#### PROVIDED ENTRIES
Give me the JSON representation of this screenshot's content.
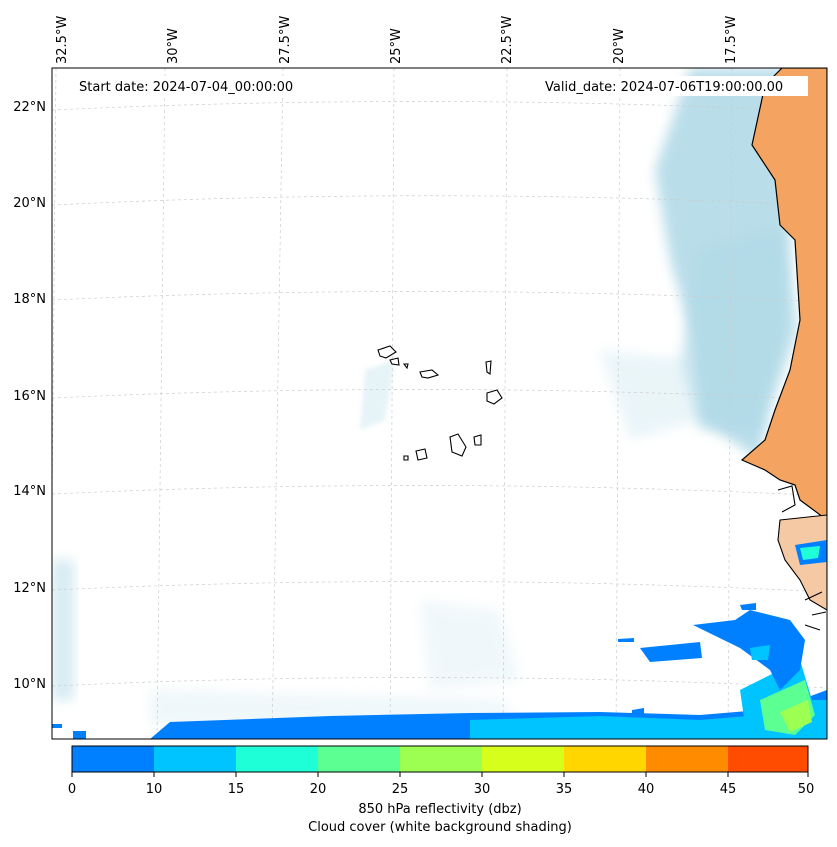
{
  "map": {
    "start_label": "Start date: 2024-07-04_00:00:00",
    "valid_label": "Valid_date: 2024-07-06T19:00:00.00",
    "lon_labels": [
      "32.5°W",
      "30°W",
      "27.5°W",
      "25°W",
      "22.5°W",
      "20°W",
      "17.5°W"
    ],
    "lat_labels": [
      "22°N",
      "20°N",
      "18°N",
      "16°N",
      "14°N",
      "12°N",
      "10°N"
    ],
    "land_color": "#f4a460",
    "cloud_color": "#add8e6",
    "coast_color": "#000000"
  },
  "colorbar": {
    "ticks": [
      "0",
      "10",
      "15",
      "20",
      "25",
      "30",
      "35",
      "40",
      "45",
      "50"
    ],
    "colors": [
      "#0080ff",
      "#00c4ff",
      "#1effd8",
      "#5cff92",
      "#9cff52",
      "#d6ff1c",
      "#ffd600",
      "#ff8c00",
      "#ff4c00"
    ],
    "label_line1": "850 hPa reflectivity (dbz)",
    "label_line2": "Cloud cover (white background shading)"
  }
}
########
# [WHAT YOU SHOULD DO]
Without the pictures, restate all of the entries above verbatim.

# [ANSWER TO THE TASK]
Give me the JSON representation of this screenshot's content.
{
  "map": {
    "start_label": "Start date: 2024-07-04_00:00:00",
    "valid_label": "Valid_date: 2024-07-06T19:00:00.00",
    "lon_labels": [
      "32.5°W",
      "30°W",
      "27.5°W",
      "25°W",
      "22.5°W",
      "20°W",
      "17.5°W"
    ],
    "lat_labels": [
      "22°N",
      "20°N",
      "18°N",
      "16°N",
      "14°N",
      "12°N",
      "10°N"
    ],
    "land_color": "#f4a460",
    "cloud_color": "#add8e6",
    "coast_color": "#000000"
  },
  "colorbar": {
    "ticks": [
      "0",
      "10",
      "15",
      "20",
      "25",
      "30",
      "35",
      "40",
      "45",
      "50"
    ],
    "colors": [
      "#0080ff",
      "#00c4ff",
      "#1effd8",
      "#5cff92",
      "#9cff52",
      "#d6ff1c",
      "#ffd600",
      "#ff8c00",
      "#ff4c00"
    ],
    "label_line1": "850 hPa reflectivity (dbz)",
    "label_line2": "Cloud cover (white background shading)"
  }
}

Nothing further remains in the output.